- _Challenge_
Could you give the data below again, exactly and completely?

[Structured figure records]
⁂
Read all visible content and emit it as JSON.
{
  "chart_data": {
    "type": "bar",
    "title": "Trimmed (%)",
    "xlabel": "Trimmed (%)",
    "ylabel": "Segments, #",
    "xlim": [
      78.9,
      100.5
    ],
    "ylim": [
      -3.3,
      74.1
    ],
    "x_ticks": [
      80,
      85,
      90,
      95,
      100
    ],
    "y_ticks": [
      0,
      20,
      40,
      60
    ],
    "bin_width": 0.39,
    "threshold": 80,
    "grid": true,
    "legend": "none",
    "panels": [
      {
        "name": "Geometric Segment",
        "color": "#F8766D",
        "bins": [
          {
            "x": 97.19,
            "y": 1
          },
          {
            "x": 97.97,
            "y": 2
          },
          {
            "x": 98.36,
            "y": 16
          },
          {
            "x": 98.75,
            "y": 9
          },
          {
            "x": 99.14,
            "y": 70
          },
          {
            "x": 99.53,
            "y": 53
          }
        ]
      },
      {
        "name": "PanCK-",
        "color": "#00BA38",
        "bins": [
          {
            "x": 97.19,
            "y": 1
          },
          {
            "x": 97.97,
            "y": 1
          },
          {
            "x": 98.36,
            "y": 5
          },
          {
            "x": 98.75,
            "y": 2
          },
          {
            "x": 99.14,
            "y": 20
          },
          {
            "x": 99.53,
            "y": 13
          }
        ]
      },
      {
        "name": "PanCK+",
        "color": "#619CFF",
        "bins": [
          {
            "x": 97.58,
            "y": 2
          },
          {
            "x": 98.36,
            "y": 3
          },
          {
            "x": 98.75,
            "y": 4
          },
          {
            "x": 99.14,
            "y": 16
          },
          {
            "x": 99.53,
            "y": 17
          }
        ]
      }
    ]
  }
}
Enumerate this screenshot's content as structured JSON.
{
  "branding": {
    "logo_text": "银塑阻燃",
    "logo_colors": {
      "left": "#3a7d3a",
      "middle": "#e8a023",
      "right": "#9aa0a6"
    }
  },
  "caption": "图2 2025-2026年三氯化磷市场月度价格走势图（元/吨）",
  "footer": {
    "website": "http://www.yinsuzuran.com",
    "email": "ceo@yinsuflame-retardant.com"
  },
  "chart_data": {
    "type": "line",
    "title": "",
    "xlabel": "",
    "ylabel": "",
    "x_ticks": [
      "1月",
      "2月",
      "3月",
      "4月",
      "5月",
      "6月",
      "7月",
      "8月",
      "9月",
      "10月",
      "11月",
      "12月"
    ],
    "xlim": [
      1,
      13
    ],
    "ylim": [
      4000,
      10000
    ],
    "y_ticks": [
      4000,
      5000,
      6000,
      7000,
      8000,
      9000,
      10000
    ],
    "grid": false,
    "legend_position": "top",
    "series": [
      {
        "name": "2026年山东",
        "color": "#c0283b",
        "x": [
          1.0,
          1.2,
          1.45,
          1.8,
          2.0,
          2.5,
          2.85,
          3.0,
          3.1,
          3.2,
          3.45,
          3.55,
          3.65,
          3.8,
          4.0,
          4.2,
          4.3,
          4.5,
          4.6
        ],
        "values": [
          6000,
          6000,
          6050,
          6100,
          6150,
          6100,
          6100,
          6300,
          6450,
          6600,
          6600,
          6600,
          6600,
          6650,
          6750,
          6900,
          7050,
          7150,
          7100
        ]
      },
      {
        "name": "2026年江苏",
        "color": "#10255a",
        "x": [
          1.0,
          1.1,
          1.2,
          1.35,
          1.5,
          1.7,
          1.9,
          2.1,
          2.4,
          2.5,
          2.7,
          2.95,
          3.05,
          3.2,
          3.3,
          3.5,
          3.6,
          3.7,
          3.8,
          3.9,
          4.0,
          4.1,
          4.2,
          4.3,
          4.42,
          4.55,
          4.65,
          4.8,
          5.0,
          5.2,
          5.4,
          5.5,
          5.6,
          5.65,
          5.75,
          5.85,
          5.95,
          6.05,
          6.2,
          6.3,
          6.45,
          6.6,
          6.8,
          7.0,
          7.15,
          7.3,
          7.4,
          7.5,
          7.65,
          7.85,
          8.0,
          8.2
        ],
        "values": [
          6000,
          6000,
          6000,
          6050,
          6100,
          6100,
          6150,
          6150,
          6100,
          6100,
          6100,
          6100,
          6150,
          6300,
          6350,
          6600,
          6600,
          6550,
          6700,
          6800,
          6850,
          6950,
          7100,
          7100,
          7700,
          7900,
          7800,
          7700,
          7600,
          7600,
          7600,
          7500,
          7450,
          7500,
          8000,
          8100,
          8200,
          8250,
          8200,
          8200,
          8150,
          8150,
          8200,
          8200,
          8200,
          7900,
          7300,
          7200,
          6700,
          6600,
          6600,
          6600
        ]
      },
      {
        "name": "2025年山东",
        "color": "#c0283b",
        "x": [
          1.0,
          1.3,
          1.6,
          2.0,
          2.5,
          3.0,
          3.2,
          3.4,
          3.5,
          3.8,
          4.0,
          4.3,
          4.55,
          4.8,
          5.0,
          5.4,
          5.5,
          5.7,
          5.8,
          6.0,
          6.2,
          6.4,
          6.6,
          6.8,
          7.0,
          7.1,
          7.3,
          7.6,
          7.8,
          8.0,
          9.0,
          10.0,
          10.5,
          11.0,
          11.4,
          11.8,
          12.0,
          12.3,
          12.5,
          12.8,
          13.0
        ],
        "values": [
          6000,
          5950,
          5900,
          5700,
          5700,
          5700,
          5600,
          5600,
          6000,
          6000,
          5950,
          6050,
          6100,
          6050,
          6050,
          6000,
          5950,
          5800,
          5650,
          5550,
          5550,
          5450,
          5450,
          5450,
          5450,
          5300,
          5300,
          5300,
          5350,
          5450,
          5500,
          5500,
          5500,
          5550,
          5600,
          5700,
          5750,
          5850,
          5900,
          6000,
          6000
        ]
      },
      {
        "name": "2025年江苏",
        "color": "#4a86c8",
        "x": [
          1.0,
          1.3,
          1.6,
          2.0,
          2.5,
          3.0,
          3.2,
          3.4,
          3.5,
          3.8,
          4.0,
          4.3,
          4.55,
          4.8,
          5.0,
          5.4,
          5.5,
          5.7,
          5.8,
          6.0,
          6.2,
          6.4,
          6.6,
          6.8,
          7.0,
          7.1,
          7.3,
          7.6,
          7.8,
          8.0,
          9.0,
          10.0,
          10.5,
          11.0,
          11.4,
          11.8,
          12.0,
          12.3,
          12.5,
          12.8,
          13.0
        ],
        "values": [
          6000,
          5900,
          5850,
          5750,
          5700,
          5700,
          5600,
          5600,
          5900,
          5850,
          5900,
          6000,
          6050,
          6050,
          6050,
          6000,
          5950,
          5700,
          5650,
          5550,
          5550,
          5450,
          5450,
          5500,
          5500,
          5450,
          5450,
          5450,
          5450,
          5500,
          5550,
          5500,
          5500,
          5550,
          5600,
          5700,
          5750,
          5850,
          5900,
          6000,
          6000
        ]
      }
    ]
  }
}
⁂
- _Expected answer_
Read all visible content and emit it as JSON.
{
  "chart_data": {
    "type": "bar",
    "title": "Trimmed (%)",
    "xlabel": "Trimmed (%)",
    "ylabel": "Segments, #",
    "xlim": [
      78.9,
      100.5
    ],
    "ylim": [
      -3.3,
      74.1
    ],
    "x_ticks": [
      80,
      85,
      90,
      95,
      100
    ],
    "y_ticks": [
      0,
      20,
      40,
      60
    ],
    "bin_width": 0.39,
    "threshold": 80,
    "grid": true,
    "legend": "none",
    "panels": [
      {
        "name": "Geometric Segment",
        "color": "#F8766D",
        "bins": [
          {
            "x": 97.19,
            "y": 1
          },
          {
            "x": 97.97,
            "y": 2
          },
          {
            "x": 98.36,
            "y": 16
          },
          {
            "x": 98.75,
            "y": 9
          },
          {
            "x": 99.14,
            "y": 70
          },
          {
            "x": 99.53,
            "y": 53
          }
        ]
      },
      {
        "name": "PanCK-",
        "color": "#00BA38",
        "bins": [
          {
            "x": 97.19,
            "y": 1
          },
          {
            "x": 97.97,
            "y": 1
          },
          {
            "x": 98.36,
            "y": 5
          },
          {
            "x": 98.75,
            "y": 2
          },
          {
            "x": 99.14,
            "y": 20
          },
          {
            "x": 99.53,
            "y": 13
          }
        ]
      },
      {
        "name": "PanCK+",
        "color": "#619CFF",
        "bins": [
          {
            "x": 97.58,
            "y": 2
          },
          {
            "x": 98.36,
            "y": 3
          },
          {
            "x": 98.75,
            "y": 4
          },
          {
            "x": 99.14,
            "y": 16
          },
          {
            "x": 99.53,
            "y": 17
          }
        ]
      }
    ]
  }
}
Enumerate this screenshot's content as structured JSON.
{
  "branding": {
    "logo_text": "银塑阻燃",
    "logo_colors": {
      "left": "#3a7d3a",
      "middle": "#e8a023",
      "right": "#9aa0a6"
    }
  },
  "caption": "图2 2025-2026年三氯化磷市场月度价格走势图（元/吨）",
  "footer": {
    "website": "http://www.yinsuzuran.com",
    "email": "ceo@yinsuflame-retardant.com"
  },
  "chart_data": {
    "type": "line",
    "title": "",
    "xlabel": "",
    "ylabel": "",
    "x_ticks": [
      "1月",
      "2月",
      "3月",
      "4月",
      "5月",
      "6月",
      "7月",
      "8月",
      "9月",
      "10月",
      "11月",
      "12月"
    ],
    "xlim": [
      1,
      13
    ],
    "ylim": [
      4000,
      10000
    ],
    "y_ticks": [
      4000,
      5000,
      6000,
      7000,
      8000,
      9000,
      10000
    ],
    "grid": false,
    "legend_position": "top",
    "series": [
      {
        "name": "2026年山东",
        "color": "#c0283b",
        "x": [
          1.0,
          1.2,
          1.45,
          1.8,
          2.0,
          2.5,
          2.85,
          3.0,
          3.1,
          3.2,
          3.45,
          3.55,
          3.65,
          3.8,
          4.0,
          4.2,
          4.3,
          4.5,
          4.6
        ],
        "values": [
          6000,
          6000,
          6050,
          6100,
          6150,
          6100,
          6100,
          6300,
          6450,
          6600,
          6600,
          6600,
          6600,
          6650,
          6750,
          6900,
          7050,
          7150,
          7100
        ]
      },
      {
        "name": "2026年江苏",
        "color": "#10255a",
        "x": [
          1.0,
          1.1,
          1.2,
          1.35,
          1.5,
          1.7,
          1.9,
          2.1,
          2.4,
          2.5,
          2.7,
          2.95,
          3.05,
          3.2,
          3.3,
          3.5,
          3.6,
          3.7,
          3.8,
          3.9,
          4.0,
          4.1,
          4.2,
          4.3,
          4.42,
          4.55,
          4.65,
          4.8,
          5.0,
          5.2,
          5.4,
          5.5,
          5.6,
          5.65,
          5.75,
          5.85,
          5.95,
          6.05,
          6.2,
          6.3,
          6.45,
          6.6,
          6.8,
          7.0,
          7.15,
          7.3,
          7.4,
          7.5,
          7.65,
          7.85,
          8.0,
          8.2
        ],
        "values": [
          6000,
          6000,
          6000,
          6050,
          6100,
          6100,
          6150,
          6150,
          6100,
          6100,
          6100,
          6100,
          6150,
          6300,
          6350,
          6600,
          6600,
          6550,
          6700,
          6800,
          6850,
          6950,
          7100,
          7100,
          7700,
          7900,
          7800,
          7700,
          7600,
          7600,
          7600,
          7500,
          7450,
          7500,
          8000,
          8100,
          8200,
          8250,
          8200,
          8200,
          8150,
          8150,
          8200,
          8200,
          8200,
          7900,
          7300,
          7200,
          6700,
          6600,
          6600,
          6600
        ]
      },
      {
        "name": "2025年山东",
        "color": "#c0283b",
        "x": [
          1.0,
          1.3,
          1.6,
          2.0,
          2.5,
          3.0,
          3.2,
          3.4,
          3.5,
          3.8,
          4.0,
          4.3,
          4.55,
          4.8,
          5.0,
          5.4,
          5.5,
          5.7,
          5.8,
          6.0,
          6.2,
          6.4,
          6.6,
          6.8,
          7.0,
          7.1,
          7.3,
          7.6,
          7.8,
          8.0,
          9.0,
          10.0,
          10.5,
          11.0,
          11.4,
          11.8,
          12.0,
          12.3,
          12.5,
          12.8,
          13.0
        ],
        "values": [
          6000,
          5950,
          5900,
          5700,
          5700,
          5700,
          5600,
          5600,
          6000,
          6000,
          5950,
          6050,
          6100,
          6050,
          6050,
          6000,
          5950,
          5800,
          5650,
          5550,
          5550,
          5450,
          5450,
          5450,
          5450,
          5300,
          5300,
          5300,
          5350,
          5450,
          5500,
          5500,
          5500,
          5550,
          5600,
          5700,
          5750,
          5850,
          5900,
          6000,
          6000
        ]
      },
      {
        "name": "2025年江苏",
        "color": "#4a86c8",
        "x": [
          1.0,
          1.3,
          1.6,
          2.0,
          2.5,
          3.0,
          3.2,
          3.4,
          3.5,
          3.8,
          4.0,
          4.3,
          4.55,
          4.8,
          5.0,
          5.4,
          5.5,
          5.7,
          5.8,
          6.0,
          6.2,
          6.4,
          6.6,
          6.8,
          7.0,
          7.1,
          7.3,
          7.6,
          7.8,
          8.0,
          9.0,
          10.0,
          10.5,
          11.0,
          11.4,
          11.8,
          12.0,
          12.3,
          12.5,
          12.8,
          13.0
        ],
        "values": [
          6000,
          5900,
          5850,
          5750,
          5700,
          5700,
          5600,
          5600,
          5900,
          5850,
          5900,
          6000,
          6050,
          6050,
          6050,
          6000,
          5950,
          5700,
          5650,
          5550,
          5550,
          5450,
          5450,
          5500,
          5500,
          5450,
          5450,
          5450,
          5450,
          5500,
          5550,
          5500,
          5500,
          5550,
          5600,
          5700,
          5750,
          5850,
          5900,
          6000,
          6000
        ]
      }
    ]
  }
}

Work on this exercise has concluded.